• **Blok tekstu**
══════════

Oj współczuję. Byłam w pewnej dziurze gdzie tak jak u Ciebie całą dobę na okrągło wydzwaniały. Tylko od północy do 5.45 było ustawione to dzwonienie odrobinę ciszej, ale poranna Alleluja o 6.00 była już pełną parą :-) stawiały na nogi.
Oj współczuję. Byłam w pewnej dziurze gdzie tak jak u Ciebie całą dobę na okrągło wydzwaniały. Tylko od północy do 5.45 było ustawione to dzwonienie odrobinę ciszej, ale poranna Alleluja o 6.00 była już pełną parą :-) stawiały na nogi.
Mieć wątpliwości czy zrobiło się wszystko,to nie jest równoznaczne z załamywaniem się,z laniem łez nad śmiercią schorowanej starej osoby.Nie wkładaj Ewelino w moje usta słów których nie wypowiedziałam.
Moncherie,to przypadek,poprostu spotkałyśmy sie pierwszy raz i to niespodziewanie na kursie niemieckiego :-)
hej dziewczyny! Opowiem Wam jak u mnie na stelli. NO powiem ze jest ok. :P Zmienniczka moze mnie nastraszyla, ale w sumie nie mgla bo jak przyjechalam to slyszalam jak babcia ja wolala, az 3 razy. Mnie nie wola wgl. Ostatnio nawet jak kladalm sie juz na lozko i otworzylam drzwi do pooju, zeby w razie "w" ja slyszec, widzialam jak pdp pomyka sobie sama do lazienki. Nie musze spedzac z nia czasu. Wiadome, posiedze z nia. Ide do niej o 8.30 rano jak mam checi to wczesniej. Irytuje mnie jedynie synowa ktora mieszka u gory, bo wtraca sie gotowanie, co ja to niby mam nie gotowac, poucza na kazdym kroku, ale zlewam ja, z reszta moj niemiecki jest na tyle dobry, ze potrafie jej powiedziec, ze z czym sie nie zgadzam, jest to grzecznie i taktowanie. A wiec zostalo mi tutaj jeszcze tylko 27 dni i spadam do domu :D Wybaczcie ze sie nie odzywalam, ale jakos checi mi brakowalo, a w domu jak w domu nie ma na to czasu :)
Hej, łobuziaku.:-)
Brawo. Zwłaszcza z taktownym zwracaniem uwagi. :)))))
Dobrze patrzeć, jak ze zbuntowanego podlotka typu kontra świat wyrasta fajna kobietka.

══════════

• **Zebrany materiał**
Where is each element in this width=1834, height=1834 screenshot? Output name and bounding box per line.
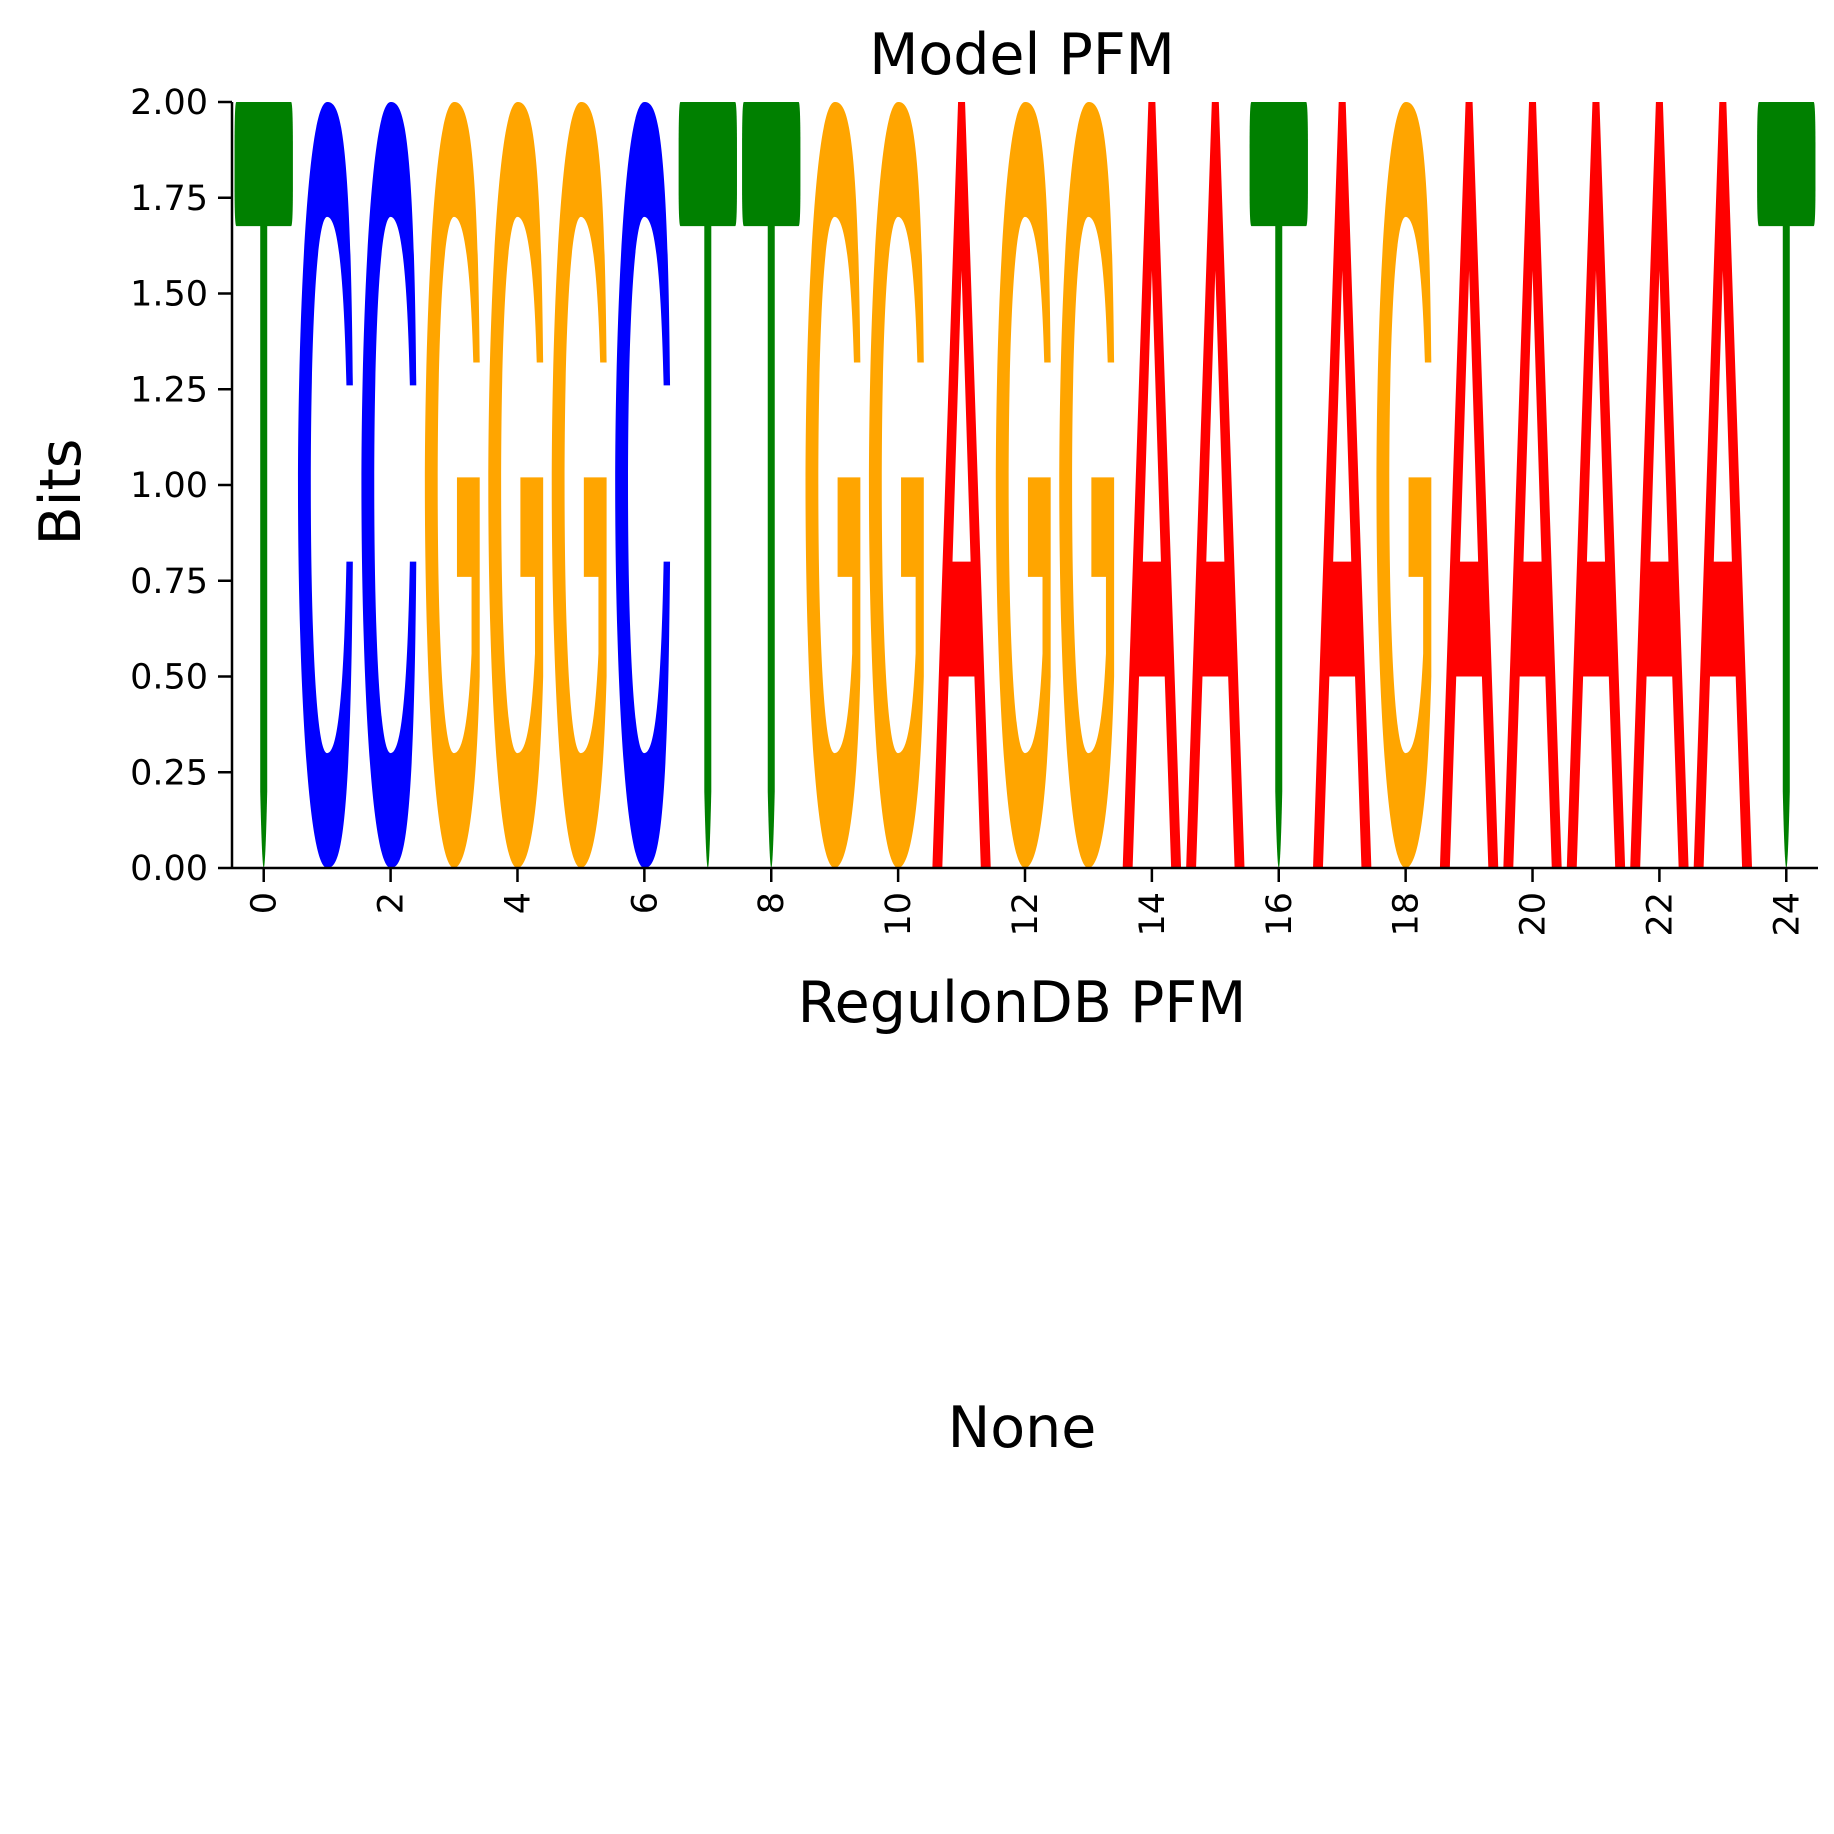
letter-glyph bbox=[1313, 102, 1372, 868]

══════════

• **Wymagania ćwiczenia**
1. Wypisz bez powtórzeń wszystkie godziny zapisane cyframi w bloku tekstu.
2. Oceń, czy stwierdzenia (a), (b) i (c) zgadzają się z blokiem tekstu. Przy każdym podaj „tak” lub „nie” i dosłownie przytocz rozstrzygające słowa. (a) Osobie piszącej o pobycie na stelli zostało jeszcze 27 dni. (b) Synowa mieszka na dole. (c) Dwie rozmówczynie poznały się na kursie angielskiego.

• **Odpowiedzi**
1. 5.45, 6.00, 8.30

2.
(a) Tak: „zostalo mi tutaj jeszcze tylko 27 dni”
(b) Nie: „synowa ktora mieszka u gory”
(c) Nie: „spotkałyśmy sie pierwszy raz i to niespodziewanie na kursie niemieckiego”